◆ **EXERCISE AIM**
Your task is to copy every line of this material exactly.

○ ○ ○

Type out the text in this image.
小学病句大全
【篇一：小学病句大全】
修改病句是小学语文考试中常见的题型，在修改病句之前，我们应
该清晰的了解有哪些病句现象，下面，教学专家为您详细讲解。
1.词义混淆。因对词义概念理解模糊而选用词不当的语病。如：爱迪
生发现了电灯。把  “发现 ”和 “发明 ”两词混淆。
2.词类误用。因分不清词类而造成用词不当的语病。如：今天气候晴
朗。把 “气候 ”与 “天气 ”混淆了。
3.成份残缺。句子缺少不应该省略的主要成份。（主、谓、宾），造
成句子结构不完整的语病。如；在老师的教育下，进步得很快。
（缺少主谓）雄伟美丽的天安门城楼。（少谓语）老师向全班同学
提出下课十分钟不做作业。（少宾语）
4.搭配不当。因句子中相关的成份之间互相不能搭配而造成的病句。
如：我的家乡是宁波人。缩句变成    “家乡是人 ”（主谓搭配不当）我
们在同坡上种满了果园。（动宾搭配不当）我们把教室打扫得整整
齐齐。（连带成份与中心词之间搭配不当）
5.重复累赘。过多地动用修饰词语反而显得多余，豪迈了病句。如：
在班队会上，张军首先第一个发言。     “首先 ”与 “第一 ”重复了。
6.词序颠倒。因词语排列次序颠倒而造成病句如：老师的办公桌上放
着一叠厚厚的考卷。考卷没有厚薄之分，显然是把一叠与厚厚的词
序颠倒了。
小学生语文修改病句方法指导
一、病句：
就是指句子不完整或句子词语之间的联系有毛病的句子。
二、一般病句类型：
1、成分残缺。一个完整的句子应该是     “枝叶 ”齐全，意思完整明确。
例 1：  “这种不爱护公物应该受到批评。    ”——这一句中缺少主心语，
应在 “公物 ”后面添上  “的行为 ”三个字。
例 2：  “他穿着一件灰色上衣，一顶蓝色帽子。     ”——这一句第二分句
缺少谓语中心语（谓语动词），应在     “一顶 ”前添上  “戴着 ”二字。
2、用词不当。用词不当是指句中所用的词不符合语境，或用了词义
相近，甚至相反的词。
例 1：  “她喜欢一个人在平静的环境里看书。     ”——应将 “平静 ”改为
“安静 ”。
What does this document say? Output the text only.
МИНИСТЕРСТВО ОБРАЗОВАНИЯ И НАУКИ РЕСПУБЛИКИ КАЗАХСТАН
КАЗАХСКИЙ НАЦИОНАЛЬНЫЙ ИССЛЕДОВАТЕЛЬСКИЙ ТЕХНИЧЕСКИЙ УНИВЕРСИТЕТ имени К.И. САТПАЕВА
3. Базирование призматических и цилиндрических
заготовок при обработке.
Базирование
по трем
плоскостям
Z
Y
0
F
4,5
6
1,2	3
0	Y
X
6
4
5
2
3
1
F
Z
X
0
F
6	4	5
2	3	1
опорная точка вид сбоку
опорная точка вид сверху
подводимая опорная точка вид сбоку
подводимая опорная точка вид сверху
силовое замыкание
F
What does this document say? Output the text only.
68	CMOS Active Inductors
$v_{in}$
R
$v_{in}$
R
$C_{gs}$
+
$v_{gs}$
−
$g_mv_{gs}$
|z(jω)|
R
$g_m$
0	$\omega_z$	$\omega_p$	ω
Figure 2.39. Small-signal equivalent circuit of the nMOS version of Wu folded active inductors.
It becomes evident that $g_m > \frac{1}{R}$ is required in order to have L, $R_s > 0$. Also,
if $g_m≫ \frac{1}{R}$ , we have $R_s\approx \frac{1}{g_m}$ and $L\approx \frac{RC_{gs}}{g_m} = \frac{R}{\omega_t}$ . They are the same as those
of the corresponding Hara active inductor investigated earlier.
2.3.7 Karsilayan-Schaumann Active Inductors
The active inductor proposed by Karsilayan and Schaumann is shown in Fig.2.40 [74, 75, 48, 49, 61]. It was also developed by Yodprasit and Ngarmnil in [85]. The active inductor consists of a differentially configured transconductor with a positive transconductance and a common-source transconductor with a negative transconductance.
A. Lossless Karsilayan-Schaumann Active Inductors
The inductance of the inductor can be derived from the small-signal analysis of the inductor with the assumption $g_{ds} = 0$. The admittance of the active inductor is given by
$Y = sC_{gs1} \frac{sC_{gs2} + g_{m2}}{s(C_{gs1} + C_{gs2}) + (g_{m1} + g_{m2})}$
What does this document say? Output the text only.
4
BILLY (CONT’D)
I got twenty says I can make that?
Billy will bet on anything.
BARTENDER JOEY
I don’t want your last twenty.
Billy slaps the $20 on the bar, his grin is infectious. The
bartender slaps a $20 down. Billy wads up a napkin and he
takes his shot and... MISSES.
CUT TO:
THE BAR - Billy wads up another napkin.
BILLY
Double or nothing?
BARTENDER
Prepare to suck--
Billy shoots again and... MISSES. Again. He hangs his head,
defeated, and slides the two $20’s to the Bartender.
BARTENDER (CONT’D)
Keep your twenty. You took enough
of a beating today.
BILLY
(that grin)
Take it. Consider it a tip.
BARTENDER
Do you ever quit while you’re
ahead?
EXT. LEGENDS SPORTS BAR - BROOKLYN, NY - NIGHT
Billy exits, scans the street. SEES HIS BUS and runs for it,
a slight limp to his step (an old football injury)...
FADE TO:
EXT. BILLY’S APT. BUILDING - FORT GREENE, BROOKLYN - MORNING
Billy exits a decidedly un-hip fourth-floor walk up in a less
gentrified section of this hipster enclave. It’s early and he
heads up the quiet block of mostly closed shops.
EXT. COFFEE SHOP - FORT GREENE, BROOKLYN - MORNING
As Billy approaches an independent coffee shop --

○ ○ ○

◆ **TASK SOLUTION**
Type out the text in this image.
小学病句大全
【篇一：小学病句大全】
修改病句是小学语文考试中常见的题型，在修改病句之前，我们应
该清晰的了解有哪些病句现象，下面，教学专家为您详细讲解。
1.词义混淆。因对词义概念理解模糊而选用词不当的语病。如：爱迪
生发现了电灯。把  “发现 ”和 “发明 ”两词混淆。
2.词类误用。因分不清词类而造成用词不当的语病。如：今天气候晴
朗。把 “气候 ”与 “天气 ”混淆了。
3.成份残缺。句子缺少不应该省略的主要成份。（主、谓、宾），造
成句子结构不完整的语病。如；在老师的教育下，进步得很快。
（缺少主谓）雄伟美丽的天安门城楼。（少谓语）老师向全班同学
提出下课十分钟不做作业。（少宾语）
4.搭配不当。因句子中相关的成份之间互相不能搭配而造成的病句。
如：我的家乡是宁波人。缩句变成    “家乡是人 ”（主谓搭配不当）我
们在同坡上种满了果园。（动宾搭配不当）我们把教室打扫得整整
齐齐。（连带成份与中心词之间搭配不当）
5.重复累赘。过多地动用修饰词语反而显得多余，豪迈了病句。如：
在班队会上，张军首先第一个发言。     “首先 ”与 “第一 ”重复了。
6.词序颠倒。因词语排列次序颠倒而造成病句如：老师的办公桌上放
着一叠厚厚的考卷。考卷没有厚薄之分，显然是把一叠与厚厚的词
序颠倒了。
小学生语文修改病句方法指导
一、病句：
就是指句子不完整或句子词语之间的联系有毛病的句子。
二、一般病句类型：
1、成分残缺。一个完整的句子应该是     “枝叶 ”齐全，意思完整明确。
例 1：  “这种不爱护公物应该受到批评。    ”——这一句中缺少主心语，
应在 “公物 ”后面添上  “的行为 ”三个字。
例 2：  “他穿着一件灰色上衣，一顶蓝色帽子。     ”——这一句第二分句
缺少谓语中心语（谓语动词），应在     “一顶 ”前添上  “戴着 ”二字。
2、用词不当。用词不当是指句中所用的词不符合语境，或用了词义
相近，甚至相反的词。
例 1：  “她喜欢一个人在平静的环境里看书。     ”——应将 “平静 ”改为
“安静 ”。
What does this document say? Output the text only.
МИНИСТЕРСТВО ОБРАЗОВАНИЯ И НАУКИ РЕСПУБЛИКИ КАЗАХСТАН
КАЗАХСКИЙ НАЦИОНАЛЬНЫЙ ИССЛЕДОВАТЕЛЬСКИЙ ТЕХНИЧЕСКИЙ УНИВЕРСИТЕТ имени К.И. САТПАЕВА
3. Базирование призматических и цилиндрических
заготовок при обработке.
Базирование
по трем
плоскостям
Z
Y
0
F
4,5
6
1,2	3
0	Y
X
6
4
5
2
3
1
F
Z
X
0
F
6	4	5
2	3	1
опорная точка вид сбоку
опорная точка вид сверху
подводимая опорная точка вид сбоку
подводимая опорная точка вид сверху
силовое замыкание
F
What does this document say? Output the text only.
68	CMOS Active Inductors
$v_{in}$
R
$v_{in}$
R
$C_{gs}$
+
$v_{gs}$
−
$g_mv_{gs}$
|z(jω)|
R
$g_m$
0	$\omega_z$	$\omega_p$	ω
Figure 2.39. Small-signal equivalent circuit of the nMOS version of Wu folded active inductors.
It becomes evident that $g_m > \frac{1}{R}$ is required in order to have L, $R_s > 0$. Also,
if $g_m≫ \frac{1}{R}$ , we have $R_s\approx \frac{1}{g_m}$ and $L\approx \frac{RC_{gs}}{g_m} = \frac{R}{\omega_t}$ . They are the same as those
of the corresponding Hara active inductor investigated earlier.
2.3.7 Karsilayan-Schaumann Active Inductors
The active inductor proposed by Karsilayan and Schaumann is shown in Fig.2.40 [74, 75, 48, 49, 61]. It was also developed by Yodprasit and Ngarmnil in [85]. The active inductor consists of a differentially configured transconductor with a positive transconductance and a common-source transconductor with a negative transconductance.
A. Lossless Karsilayan-Schaumann Active Inductors
The inductance of the inductor can be derived from the small-signal analysis of the inductor with the assumption $g_{ds} = 0$. The admittance of the active inductor is given by
$Y = sC_{gs1} \frac{sC_{gs2} + g_{m2}}{s(C_{gs1} + C_{gs2}) + (g_{m1} + g_{m2})}$
What does this document say? Output the text only.
4
BILLY (CONT’D)
I got twenty says I can make that?
Billy will bet on anything.
BARTENDER JOEY
I don’t want your last twenty.
Billy slaps the $20 on the bar, his grin is infectious. The
bartender slaps a $20 down. Billy wads up a napkin and he
takes his shot and... MISSES.
CUT TO:
THE BAR - Billy wads up another napkin.
BILLY
Double or nothing?
BARTENDER
Prepare to suck--
Billy shoots again and... MISSES. Again. He hangs his head,
defeated, and slides the two $20’s to the Bartender.
BARTENDER (CONT’D)
Keep your twenty. You took enough
of a beating today.
BILLY
(that grin)
Take it. Consider it a tip.
BARTENDER
Do you ever quit while you’re
ahead?
EXT. LEGENDS SPORTS BAR - BROOKLYN, NY - NIGHT
Billy exits, scans the street. SEES HIS BUS and runs for it,
a slight limp to his step (an old football injury)...
FADE TO:
EXT. BILLY’S APT. BUILDING - FORT GREENE, BROOKLYN - MORNING
Billy exits a decidedly un-hip fourth-floor walk up in a less
gentrified section of this hipster enclave. It’s early and he
heads up the quiet block of mostly closed shops.
EXT. COFFEE SHOP - FORT GREENE, BROOKLYN - MORNING
As Billy approaches an independent coffee shop --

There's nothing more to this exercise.